-- start of DATA FOR THIS TASK --

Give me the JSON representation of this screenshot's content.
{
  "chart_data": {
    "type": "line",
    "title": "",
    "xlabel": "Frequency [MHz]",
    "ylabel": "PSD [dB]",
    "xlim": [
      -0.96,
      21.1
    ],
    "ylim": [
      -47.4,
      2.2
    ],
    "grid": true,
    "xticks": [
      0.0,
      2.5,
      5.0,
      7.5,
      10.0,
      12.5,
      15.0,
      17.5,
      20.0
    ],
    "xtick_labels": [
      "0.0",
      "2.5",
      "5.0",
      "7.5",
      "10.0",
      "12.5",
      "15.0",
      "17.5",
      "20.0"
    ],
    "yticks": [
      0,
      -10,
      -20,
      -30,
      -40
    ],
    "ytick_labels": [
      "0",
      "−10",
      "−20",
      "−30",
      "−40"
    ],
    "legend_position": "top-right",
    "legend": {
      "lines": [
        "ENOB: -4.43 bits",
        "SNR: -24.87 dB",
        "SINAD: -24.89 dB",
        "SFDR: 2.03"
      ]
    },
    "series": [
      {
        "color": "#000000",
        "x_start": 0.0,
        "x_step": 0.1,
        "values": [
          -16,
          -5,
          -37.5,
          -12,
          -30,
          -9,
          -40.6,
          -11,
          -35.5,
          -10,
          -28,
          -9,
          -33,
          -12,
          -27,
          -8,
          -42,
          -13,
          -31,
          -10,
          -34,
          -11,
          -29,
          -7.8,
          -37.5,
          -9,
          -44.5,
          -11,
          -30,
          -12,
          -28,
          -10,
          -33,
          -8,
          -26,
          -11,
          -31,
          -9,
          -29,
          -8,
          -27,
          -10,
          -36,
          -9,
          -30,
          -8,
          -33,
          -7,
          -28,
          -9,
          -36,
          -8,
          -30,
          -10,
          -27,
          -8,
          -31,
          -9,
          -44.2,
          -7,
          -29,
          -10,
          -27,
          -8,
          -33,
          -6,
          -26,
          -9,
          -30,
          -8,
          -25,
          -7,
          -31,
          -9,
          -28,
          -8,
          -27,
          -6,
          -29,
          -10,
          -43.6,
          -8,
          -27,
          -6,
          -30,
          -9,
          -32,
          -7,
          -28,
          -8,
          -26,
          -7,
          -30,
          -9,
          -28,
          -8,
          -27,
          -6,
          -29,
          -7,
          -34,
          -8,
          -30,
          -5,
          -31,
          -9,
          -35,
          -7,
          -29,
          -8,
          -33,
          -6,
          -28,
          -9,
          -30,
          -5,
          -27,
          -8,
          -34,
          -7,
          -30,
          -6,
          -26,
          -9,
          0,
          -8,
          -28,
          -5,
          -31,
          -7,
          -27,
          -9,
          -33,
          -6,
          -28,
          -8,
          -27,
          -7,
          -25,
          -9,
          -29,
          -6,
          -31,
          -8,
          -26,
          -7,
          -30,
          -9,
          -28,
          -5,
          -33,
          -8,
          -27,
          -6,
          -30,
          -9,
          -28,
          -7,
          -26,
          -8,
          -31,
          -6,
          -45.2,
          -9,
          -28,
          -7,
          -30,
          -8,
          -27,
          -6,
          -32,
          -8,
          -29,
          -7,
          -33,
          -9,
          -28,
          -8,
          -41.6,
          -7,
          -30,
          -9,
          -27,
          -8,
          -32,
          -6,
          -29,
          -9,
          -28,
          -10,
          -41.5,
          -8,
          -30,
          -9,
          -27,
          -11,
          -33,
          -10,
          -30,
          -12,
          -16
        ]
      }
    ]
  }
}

-- end of DATA FOR THIS TASK --

WRITTEN REQUEST: Write the data back out verbatim.

EXERCISE OUTPUT:
Give me the JSON representation of this screenshot's content.
{
  "chart_data": {
    "type": "line",
    "title": "",
    "xlabel": "Frequency [MHz]",
    "ylabel": "PSD [dB]",
    "xlim": [
      -0.96,
      21.1
    ],
    "ylim": [
      -47.4,
      2.2
    ],
    "grid": true,
    "xticks": [
      0.0,
      2.5,
      5.0,
      7.5,
      10.0,
      12.5,
      15.0,
      17.5,
      20.0
    ],
    "xtick_labels": [
      "0.0",
      "2.5",
      "5.0",
      "7.5",
      "10.0",
      "12.5",
      "15.0",
      "17.5",
      "20.0"
    ],
    "yticks": [
      0,
      -10,
      -20,
      -30,
      -40
    ],
    "ytick_labels": [
      "0",
      "−10",
      "−20",
      "−30",
      "−40"
    ],
    "legend_position": "top-right",
    "legend": {
      "lines": [
        "ENOB: -4.43 bits",
        "SNR: -24.87 dB",
        "SINAD: -24.89 dB",
        "SFDR: 2.03"
      ]
    },
    "series": [
      {
        "color": "#000000",
        "x_start": 0.0,
        "x_step": 0.1,
        "values": [
          -16,
          -5,
          -37.5,
          -12,
          -30,
          -9,
          -40.6,
          -11,
          -35.5,
          -10,
          -28,
          -9,
          -33,
          -12,
          -27,
          -8,
          -42,
          -13,
          -31,
          -10,
          -34,
          -11,
          -29,
          -7.8,
          -37.5,
          -9,
          -44.5,
          -11,
          -30,
          -12,
          -28,
          -10,
          -33,
          -8,
          -26,
          -11,
          -31,
          -9,
          -29,
          -8,
          -27,
          -10,
          -36,
          -9,
          -30,
          -8,
          -33,
          -7,
          -28,
          -9,
          -36,
          -8,
          -30,
          -10,
          -27,
          -8,
          -31,
          -9,
          -44.2,
          -7,
          -29,
          -10,
          -27,
          -8,
          -33,
          -6,
          -26,
          -9,
          -30,
          -8,
          -25,
          -7,
          -31,
          -9,
          -28,
          -8,
          -27,
          -6,
          -29,
          -10,
          -43.6,
          -8,
          -27,
          -6,
          -30,
          -9,
          -32,
          -7,
          -28,
          -8,
          -26,
          -7,
          -30,
          -9,
          -28,
          -8,
          -27,
          -6,
          -29,
          -7,
          -34,
          -8,
          -30,
          -5,
          -31,
          -9,
          -35,
          -7,
          -29,
          -8,
          -33,
          -6,
          -28,
          -9,
          -30,
          -5,
          -27,
          -8,
          -34,
          -7,
          -30,
          -6,
          -26,
          -9,
          0,
          -8,
          -28,
          -5,
          -31,
          -7,
          -27,
          -9,
          -33,
          -6,
          -28,
          -8,
          -27,
          -7,
          -25,
          -9,
          -29,
          -6,
          -31,
          -8,
          -26,
          -7,
          -30,
          -9,
          -28,
          -5,
          -33,
          -8,
          -27,
          -6,
          -30,
          -9,
          -28,
          -7,
          -26,
          -8,
          -31,
          -6,
          -45.2,
          -9,
          -28,
          -7,
          -30,
          -8,
          -27,
          -6,
          -32,
          -8,
          -29,
          -7,
          -33,
          -9,
          -28,
          -8,
          -41.6,
          -7,
          -30,
          -9,
          -27,
          -8,
          -32,
          -6,
          -29,
          -9,
          -28,
          -10,
          -41.5,
          -8,
          -30,
          -9,
          -27,
          -11,
          -33,
          -10,
          -30,
          -12,
          -16
        ]
      }
    ]
  }
}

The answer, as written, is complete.